◆ Data rows
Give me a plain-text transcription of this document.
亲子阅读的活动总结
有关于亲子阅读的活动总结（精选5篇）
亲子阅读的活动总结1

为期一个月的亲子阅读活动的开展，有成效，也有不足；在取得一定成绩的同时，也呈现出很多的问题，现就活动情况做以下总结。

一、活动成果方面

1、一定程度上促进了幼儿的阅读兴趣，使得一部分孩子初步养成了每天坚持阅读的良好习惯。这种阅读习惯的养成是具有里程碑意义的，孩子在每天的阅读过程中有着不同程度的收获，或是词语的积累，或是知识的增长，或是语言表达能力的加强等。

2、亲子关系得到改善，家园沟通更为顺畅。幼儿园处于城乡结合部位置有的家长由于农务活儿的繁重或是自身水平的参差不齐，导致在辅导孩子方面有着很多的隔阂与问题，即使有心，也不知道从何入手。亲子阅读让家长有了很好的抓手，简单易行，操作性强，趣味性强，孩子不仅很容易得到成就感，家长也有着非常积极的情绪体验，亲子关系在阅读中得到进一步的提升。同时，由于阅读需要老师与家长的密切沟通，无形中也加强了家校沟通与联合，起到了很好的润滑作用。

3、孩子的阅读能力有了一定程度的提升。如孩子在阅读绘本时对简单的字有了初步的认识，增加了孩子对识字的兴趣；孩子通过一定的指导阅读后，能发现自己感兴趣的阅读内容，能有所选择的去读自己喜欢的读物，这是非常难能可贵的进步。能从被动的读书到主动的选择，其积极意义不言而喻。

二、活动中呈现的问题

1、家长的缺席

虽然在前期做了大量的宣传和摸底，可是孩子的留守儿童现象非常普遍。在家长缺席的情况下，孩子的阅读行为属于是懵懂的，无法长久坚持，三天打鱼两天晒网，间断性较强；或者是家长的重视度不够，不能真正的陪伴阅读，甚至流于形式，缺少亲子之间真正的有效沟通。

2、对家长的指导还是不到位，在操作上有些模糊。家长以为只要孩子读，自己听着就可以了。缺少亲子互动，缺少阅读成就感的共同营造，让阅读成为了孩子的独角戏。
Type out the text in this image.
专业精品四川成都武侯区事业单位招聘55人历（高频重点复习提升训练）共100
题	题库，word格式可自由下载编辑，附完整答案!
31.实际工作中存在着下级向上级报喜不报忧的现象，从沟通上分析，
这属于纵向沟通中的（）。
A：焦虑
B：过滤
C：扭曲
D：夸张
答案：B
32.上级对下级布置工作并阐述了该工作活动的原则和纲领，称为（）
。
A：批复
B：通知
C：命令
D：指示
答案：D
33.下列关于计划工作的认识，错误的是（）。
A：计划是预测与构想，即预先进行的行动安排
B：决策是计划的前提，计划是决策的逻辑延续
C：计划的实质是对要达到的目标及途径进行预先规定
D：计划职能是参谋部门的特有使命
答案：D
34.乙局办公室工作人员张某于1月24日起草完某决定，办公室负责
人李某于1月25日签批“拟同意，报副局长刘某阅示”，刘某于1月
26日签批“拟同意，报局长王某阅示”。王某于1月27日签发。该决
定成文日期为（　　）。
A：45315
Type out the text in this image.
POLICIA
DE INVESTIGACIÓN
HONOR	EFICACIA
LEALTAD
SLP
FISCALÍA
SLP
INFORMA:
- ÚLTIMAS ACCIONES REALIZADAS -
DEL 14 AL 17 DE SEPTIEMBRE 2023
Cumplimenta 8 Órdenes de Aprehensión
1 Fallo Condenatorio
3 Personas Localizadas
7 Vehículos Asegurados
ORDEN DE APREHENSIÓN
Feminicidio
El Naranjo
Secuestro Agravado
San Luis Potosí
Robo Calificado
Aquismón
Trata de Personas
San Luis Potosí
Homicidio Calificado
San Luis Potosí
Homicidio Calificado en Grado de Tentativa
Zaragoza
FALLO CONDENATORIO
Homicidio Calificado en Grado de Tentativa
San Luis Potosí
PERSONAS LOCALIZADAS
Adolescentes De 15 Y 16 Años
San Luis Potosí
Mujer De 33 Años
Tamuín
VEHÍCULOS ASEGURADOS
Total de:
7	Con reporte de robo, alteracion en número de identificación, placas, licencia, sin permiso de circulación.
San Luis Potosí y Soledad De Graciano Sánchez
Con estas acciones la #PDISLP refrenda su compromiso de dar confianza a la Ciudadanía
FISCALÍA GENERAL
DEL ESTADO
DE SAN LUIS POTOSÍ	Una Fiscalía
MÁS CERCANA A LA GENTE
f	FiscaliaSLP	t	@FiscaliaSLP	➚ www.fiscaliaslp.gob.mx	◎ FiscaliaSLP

◆ Written problem
Set down every record above exactly as given.

◆ Problem solution
Give me a plain-text transcription of this document.
亲子阅读的活动总结
有关于亲子阅读的活动总结（精选5篇）
亲子阅读的活动总结1

为期一个月的亲子阅读活动的开展，有成效，也有不足；在取得一定成绩的同时，也呈现出很多的问题，现就活动情况做以下总结。

一、活动成果方面

1、一定程度上促进了幼儿的阅读兴趣，使得一部分孩子初步养成了每天坚持阅读的良好习惯。这种阅读习惯的养成是具有里程碑意义的，孩子在每天的阅读过程中有着不同程度的收获，或是词语的积累，或是知识的增长，或是语言表达能力的加强等。

2、亲子关系得到改善，家园沟通更为顺畅。幼儿园处于城乡结合部位置有的家长由于农务活儿的繁重或是自身水平的参差不齐，导致在辅导孩子方面有着很多的隔阂与问题，即使有心，也不知道从何入手。亲子阅读让家长有了很好的抓手，简单易行，操作性强，趣味性强，孩子不仅很容易得到成就感，家长也有着非常积极的情绪体验，亲子关系在阅读中得到进一步的提升。同时，由于阅读需要老师与家长的密切沟通，无形中也加强了家校沟通与联合，起到了很好的润滑作用。

3、孩子的阅读能力有了一定程度的提升。如孩子在阅读绘本时对简单的字有了初步的认识，增加了孩子对识字的兴趣；孩子通过一定的指导阅读后，能发现自己感兴趣的阅读内容，能有所选择的去读自己喜欢的读物，这是非常难能可贵的进步。能从被动的读书到主动的选择，其积极意义不言而喻。

二、活动中呈现的问题

1、家长的缺席

虽然在前期做了大量的宣传和摸底，可是孩子的留守儿童现象非常普遍。在家长缺席的情况下，孩子的阅读行为属于是懵懂的，无法长久坚持，三天打鱼两天晒网，间断性较强；或者是家长的重视度不够，不能真正的陪伴阅读，甚至流于形式，缺少亲子之间真正的有效沟通。

2、对家长的指导还是不到位，在操作上有些模糊。家长以为只要孩子读，自己听着就可以了。缺少亲子互动，缺少阅读成就感的共同营造，让阅读成为了孩子的独角戏。
Type out the text in this image.
专业精品四川成都武侯区事业单位招聘55人历（高频重点复习提升训练）共100
题	题库，word格式可自由下载编辑，附完整答案!
31.实际工作中存在着下级向上级报喜不报忧的现象，从沟通上分析，
这属于纵向沟通中的（）。
A：焦虑
B：过滤
C：扭曲
D：夸张
答案：B
32.上级对下级布置工作并阐述了该工作活动的原则和纲领，称为（）
。
A：批复
B：通知
C：命令
D：指示
答案：D
33.下列关于计划工作的认识，错误的是（）。
A：计划是预测与构想，即预先进行的行动安排
B：决策是计划的前提，计划是决策的逻辑延续
C：计划的实质是对要达到的目标及途径进行预先规定
D：计划职能是参谋部门的特有使命
答案：D
34.乙局办公室工作人员张某于1月24日起草完某决定，办公室负责
人李某于1月25日签批“拟同意，报副局长刘某阅示”，刘某于1月
26日签批“拟同意，报局长王某阅示”。王某于1月27日签发。该决
定成文日期为（　　）。
A：45315
Type out the text in this image.
POLICIA
DE INVESTIGACIÓN
HONOR	EFICACIA
LEALTAD
SLP
FISCALÍA
SLP
INFORMA:
- ÚLTIMAS ACCIONES REALIZADAS -
DEL 14 AL 17 DE SEPTIEMBRE 2023
Cumplimenta 8 Órdenes de Aprehensión
1 Fallo Condenatorio
3 Personas Localizadas
7 Vehículos Asegurados
ORDEN DE APREHENSIÓN
Feminicidio
El Naranjo
Secuestro Agravado
San Luis Potosí
Robo Calificado
Aquismón
Trata de Personas
San Luis Potosí
Homicidio Calificado
San Luis Potosí
Homicidio Calificado en Grado de Tentativa
Zaragoza
FALLO CONDENATORIO
Homicidio Calificado en Grado de Tentativa
San Luis Potosí
PERSONAS LOCALIZADAS
Adolescentes De 15 Y 16 Años
San Luis Potosí
Mujer De 33 Años
Tamuín
VEHÍCULOS ASEGURADOS
Total de:
7	Con reporte de robo, alteracion en número de identificación, placas, licencia, sin permiso de circulación.
San Luis Potosí y Soledad De Graciano Sánchez
Con estas acciones la #PDISLP refrenda su compromiso de dar confianza a la Ciudadanía
FISCALÍA GENERAL
DEL ESTADO
DE SAN LUIS POTOSÍ	Una Fiscalía
MÁS CERCANA A LA GENTE
f	FiscaliaSLP	t	@FiscaliaSLP	➚ www.fiscaliaslp.gob.mx	◎ FiscaliaSLP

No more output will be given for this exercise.